[Start ENTRIES]

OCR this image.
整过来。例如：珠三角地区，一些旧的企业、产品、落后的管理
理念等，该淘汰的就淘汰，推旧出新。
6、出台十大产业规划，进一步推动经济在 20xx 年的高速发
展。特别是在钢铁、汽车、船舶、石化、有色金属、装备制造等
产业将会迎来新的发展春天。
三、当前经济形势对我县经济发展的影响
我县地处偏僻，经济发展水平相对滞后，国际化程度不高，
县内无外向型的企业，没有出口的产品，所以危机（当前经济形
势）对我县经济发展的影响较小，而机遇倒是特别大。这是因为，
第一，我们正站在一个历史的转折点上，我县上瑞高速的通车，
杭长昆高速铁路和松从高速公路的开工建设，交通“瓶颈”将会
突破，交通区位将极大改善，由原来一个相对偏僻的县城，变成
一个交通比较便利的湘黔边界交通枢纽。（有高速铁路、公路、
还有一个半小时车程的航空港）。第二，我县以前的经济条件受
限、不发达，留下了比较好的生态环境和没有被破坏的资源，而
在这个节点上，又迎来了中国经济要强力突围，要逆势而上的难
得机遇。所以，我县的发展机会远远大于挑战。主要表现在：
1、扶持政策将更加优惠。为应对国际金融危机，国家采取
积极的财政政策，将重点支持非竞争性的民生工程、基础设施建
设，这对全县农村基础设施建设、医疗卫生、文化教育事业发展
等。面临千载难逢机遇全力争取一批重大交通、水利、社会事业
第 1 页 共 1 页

[End ENTRIES]

- [YOUR OBJECTIVE]
Provide an exact reproduction of all the entries shown above.

- [ANSWER BELOW]
OCR this image.
整过来。例如：珠三角地区，一些旧的企业、产品、落后的管理
理念等，该淘汰的就淘汰，推旧出新。
6、出台十大产业规划，进一步推动经济在 20xx 年的高速发
展。特别是在钢铁、汽车、船舶、石化、有色金属、装备制造等
产业将会迎来新的发展春天。
三、当前经济形势对我县经济发展的影响
我县地处偏僻，经济发展水平相对滞后，国际化程度不高，
县内无外向型的企业，没有出口的产品，所以危机（当前经济形
势）对我县经济发展的影响较小，而机遇倒是特别大。这是因为，
第一，我们正站在一个历史的转折点上，我县上瑞高速的通车，
杭长昆高速铁路和松从高速公路的开工建设，交通“瓶颈”将会
突破，交通区位将极大改善，由原来一个相对偏僻的县城，变成
一个交通比较便利的湘黔边界交通枢纽。（有高速铁路、公路、
还有一个半小时车程的航空港）。第二，我县以前的经济条件受
限、不发达，留下了比较好的生态环境和没有被破坏的资源，而
在这个节点上，又迎来了中国经济要强力突围，要逆势而上的难
得机遇。所以，我县的发展机会远远大于挑战。主要表现在：
1、扶持政策将更加优惠。为应对国际金融危机，国家采取
积极的财政政策，将重点支持非竞争性的民生工程、基础设施建
设，这对全县农村基础设施建设、医疗卫生、文化教育事业发展
等。面临千载难逢机遇全力争取一批重大交通、水利、社会事业
第 1 页 共 1 页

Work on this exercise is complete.